REQUIREMENTS:
Copy each line of the data below with the word "keimanan".

[Data entries]
- - -

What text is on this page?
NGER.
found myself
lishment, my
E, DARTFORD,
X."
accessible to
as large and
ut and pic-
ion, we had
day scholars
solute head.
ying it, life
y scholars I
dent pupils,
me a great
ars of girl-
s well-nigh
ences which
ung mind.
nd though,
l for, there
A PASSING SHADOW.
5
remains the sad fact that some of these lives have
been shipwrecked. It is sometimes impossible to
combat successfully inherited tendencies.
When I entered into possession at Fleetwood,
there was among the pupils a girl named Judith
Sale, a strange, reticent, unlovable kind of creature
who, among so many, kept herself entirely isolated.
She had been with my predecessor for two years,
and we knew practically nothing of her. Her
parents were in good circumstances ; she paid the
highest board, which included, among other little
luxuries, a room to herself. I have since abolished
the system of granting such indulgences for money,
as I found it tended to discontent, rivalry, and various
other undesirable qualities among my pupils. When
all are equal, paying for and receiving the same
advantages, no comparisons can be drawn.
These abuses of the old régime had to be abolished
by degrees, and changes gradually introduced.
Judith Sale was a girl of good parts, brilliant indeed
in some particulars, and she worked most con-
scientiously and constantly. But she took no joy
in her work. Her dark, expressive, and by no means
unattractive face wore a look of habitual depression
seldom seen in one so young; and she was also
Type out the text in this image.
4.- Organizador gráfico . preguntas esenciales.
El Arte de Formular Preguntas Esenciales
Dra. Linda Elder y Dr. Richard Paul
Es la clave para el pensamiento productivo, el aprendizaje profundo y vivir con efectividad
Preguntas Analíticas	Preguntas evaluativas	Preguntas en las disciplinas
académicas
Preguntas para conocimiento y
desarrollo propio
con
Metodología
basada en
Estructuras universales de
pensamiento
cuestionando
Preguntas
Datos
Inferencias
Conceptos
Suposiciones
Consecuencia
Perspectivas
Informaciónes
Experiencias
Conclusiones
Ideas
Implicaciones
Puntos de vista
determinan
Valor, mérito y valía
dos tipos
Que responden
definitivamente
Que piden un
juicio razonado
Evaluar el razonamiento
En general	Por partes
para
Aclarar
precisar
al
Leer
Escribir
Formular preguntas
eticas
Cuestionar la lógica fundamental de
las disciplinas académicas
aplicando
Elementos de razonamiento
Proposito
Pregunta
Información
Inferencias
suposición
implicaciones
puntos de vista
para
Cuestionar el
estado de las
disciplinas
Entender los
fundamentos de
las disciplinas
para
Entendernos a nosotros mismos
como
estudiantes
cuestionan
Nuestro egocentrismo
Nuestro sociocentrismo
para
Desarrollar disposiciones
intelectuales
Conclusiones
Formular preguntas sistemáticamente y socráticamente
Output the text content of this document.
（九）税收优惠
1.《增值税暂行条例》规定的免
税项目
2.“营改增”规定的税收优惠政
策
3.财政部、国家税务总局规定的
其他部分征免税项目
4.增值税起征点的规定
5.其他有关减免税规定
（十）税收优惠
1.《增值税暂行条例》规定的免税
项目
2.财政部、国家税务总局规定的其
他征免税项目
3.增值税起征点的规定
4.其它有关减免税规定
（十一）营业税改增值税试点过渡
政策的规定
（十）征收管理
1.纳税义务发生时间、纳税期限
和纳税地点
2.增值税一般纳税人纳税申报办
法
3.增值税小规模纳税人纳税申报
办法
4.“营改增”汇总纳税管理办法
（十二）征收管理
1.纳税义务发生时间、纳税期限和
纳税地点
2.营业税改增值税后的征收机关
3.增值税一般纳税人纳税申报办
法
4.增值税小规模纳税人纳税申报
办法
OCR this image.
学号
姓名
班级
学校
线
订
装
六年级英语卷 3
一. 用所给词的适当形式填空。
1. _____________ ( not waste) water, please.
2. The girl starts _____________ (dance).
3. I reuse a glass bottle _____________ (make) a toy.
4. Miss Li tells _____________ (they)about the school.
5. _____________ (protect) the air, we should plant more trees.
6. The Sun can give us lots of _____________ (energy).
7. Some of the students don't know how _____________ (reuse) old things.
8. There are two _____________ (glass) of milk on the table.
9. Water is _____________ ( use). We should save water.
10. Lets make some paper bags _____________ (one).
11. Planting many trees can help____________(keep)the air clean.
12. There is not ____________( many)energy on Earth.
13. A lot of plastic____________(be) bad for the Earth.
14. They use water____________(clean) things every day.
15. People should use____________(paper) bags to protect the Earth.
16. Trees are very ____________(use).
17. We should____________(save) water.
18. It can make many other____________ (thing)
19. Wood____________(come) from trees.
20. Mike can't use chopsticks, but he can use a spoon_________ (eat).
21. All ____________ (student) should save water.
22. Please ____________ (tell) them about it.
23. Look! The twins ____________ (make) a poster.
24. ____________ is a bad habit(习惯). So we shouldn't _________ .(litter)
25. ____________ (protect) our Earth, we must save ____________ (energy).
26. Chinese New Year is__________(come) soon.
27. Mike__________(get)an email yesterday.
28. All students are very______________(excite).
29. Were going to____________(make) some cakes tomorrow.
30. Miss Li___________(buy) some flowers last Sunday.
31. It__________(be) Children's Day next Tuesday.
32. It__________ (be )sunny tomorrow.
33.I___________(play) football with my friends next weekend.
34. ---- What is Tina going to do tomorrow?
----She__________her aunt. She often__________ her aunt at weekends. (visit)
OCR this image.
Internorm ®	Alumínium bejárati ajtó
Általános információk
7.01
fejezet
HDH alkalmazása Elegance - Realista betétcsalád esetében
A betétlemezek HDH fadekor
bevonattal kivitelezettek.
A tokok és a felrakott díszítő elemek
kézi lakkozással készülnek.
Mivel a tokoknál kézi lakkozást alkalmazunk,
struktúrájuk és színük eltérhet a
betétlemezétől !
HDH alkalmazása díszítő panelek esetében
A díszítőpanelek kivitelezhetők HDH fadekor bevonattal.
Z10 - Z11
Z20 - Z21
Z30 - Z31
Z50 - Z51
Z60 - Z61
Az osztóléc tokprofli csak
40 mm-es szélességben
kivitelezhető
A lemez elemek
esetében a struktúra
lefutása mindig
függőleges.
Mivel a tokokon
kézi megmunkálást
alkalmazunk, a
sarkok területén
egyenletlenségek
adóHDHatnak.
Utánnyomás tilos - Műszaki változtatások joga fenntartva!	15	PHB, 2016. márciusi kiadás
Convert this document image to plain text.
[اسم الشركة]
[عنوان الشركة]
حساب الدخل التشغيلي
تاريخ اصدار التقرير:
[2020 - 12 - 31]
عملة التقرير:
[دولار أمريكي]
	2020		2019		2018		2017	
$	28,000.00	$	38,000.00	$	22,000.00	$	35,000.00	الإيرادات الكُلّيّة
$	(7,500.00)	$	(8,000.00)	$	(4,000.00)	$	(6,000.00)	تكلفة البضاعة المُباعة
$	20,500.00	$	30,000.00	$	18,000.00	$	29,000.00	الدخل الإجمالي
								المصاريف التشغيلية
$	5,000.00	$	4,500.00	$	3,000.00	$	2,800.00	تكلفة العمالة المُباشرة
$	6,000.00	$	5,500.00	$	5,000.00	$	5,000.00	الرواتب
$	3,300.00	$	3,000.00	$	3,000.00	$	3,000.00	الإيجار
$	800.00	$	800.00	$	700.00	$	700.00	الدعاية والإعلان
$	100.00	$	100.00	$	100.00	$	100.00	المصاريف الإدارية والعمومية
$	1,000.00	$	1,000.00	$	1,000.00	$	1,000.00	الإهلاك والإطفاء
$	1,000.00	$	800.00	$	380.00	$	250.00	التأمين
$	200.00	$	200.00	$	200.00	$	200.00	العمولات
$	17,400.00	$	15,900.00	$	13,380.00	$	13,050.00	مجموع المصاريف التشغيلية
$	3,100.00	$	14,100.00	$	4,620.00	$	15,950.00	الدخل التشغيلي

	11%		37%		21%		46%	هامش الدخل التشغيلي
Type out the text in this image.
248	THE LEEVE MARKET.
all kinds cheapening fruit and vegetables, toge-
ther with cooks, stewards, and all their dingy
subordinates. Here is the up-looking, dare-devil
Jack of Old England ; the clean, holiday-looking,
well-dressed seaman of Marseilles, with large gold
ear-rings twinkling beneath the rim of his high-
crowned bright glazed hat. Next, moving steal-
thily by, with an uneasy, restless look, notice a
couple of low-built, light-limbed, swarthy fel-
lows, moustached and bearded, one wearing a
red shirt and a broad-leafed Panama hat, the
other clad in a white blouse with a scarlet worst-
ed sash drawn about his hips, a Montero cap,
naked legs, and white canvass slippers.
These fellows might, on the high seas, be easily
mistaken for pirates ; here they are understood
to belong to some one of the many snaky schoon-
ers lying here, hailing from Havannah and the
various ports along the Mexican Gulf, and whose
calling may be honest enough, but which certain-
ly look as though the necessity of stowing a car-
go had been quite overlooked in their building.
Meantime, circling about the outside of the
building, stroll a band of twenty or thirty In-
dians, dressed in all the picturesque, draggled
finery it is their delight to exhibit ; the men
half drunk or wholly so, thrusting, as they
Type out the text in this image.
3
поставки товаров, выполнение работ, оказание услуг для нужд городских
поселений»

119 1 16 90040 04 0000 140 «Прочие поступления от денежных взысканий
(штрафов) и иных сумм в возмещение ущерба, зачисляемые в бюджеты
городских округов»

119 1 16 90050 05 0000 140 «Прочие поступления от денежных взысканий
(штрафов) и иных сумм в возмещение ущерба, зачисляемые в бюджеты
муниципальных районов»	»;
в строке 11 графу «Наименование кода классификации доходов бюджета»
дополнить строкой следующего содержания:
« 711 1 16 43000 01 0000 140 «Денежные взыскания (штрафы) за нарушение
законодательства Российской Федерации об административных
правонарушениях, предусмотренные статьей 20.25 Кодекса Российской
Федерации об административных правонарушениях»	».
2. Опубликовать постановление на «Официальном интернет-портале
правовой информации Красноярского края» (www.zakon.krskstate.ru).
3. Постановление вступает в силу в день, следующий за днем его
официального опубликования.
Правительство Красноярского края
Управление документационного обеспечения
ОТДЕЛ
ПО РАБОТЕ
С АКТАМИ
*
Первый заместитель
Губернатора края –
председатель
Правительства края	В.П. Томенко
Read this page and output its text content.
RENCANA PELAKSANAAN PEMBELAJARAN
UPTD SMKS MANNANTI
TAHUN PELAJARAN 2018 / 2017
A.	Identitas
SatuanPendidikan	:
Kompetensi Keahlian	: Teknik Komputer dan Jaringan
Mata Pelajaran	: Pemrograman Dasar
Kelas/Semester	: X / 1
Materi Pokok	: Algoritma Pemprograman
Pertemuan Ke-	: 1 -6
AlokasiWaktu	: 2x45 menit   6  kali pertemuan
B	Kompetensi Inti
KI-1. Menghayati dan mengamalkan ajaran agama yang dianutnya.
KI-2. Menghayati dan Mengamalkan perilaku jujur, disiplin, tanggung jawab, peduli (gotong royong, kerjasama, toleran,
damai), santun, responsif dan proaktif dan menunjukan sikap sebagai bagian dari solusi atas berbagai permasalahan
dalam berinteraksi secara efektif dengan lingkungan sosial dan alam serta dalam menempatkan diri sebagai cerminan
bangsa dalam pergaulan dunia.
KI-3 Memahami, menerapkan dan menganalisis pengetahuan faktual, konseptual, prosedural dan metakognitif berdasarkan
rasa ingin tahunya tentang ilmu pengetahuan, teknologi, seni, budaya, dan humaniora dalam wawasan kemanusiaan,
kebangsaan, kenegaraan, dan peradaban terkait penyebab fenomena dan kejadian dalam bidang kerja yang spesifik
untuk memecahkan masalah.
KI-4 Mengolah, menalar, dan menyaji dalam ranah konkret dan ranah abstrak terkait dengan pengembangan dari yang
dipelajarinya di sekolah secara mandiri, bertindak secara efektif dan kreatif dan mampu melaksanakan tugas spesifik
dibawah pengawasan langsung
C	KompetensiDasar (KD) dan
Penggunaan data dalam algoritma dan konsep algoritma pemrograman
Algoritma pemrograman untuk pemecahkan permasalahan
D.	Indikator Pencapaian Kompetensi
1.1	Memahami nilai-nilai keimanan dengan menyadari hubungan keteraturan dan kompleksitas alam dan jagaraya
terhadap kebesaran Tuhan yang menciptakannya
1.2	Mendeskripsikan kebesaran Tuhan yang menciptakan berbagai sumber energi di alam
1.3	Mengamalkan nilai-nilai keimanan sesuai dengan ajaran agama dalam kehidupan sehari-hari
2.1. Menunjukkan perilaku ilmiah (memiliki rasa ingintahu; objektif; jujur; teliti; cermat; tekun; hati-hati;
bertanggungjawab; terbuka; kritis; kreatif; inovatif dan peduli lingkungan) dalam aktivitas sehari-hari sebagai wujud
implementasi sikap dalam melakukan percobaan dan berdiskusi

- - -

RESPONSE TO THE TASK:
1.1	Memahami nilai-nilai keimanan dengan menyadari hubungan keteraturan dan kompleksitas alam dan jagaraya
1.3	Mengamalkan nilai-nilai keimanan sesuai dengan ajaran agama dalam kehidupan sehari-hari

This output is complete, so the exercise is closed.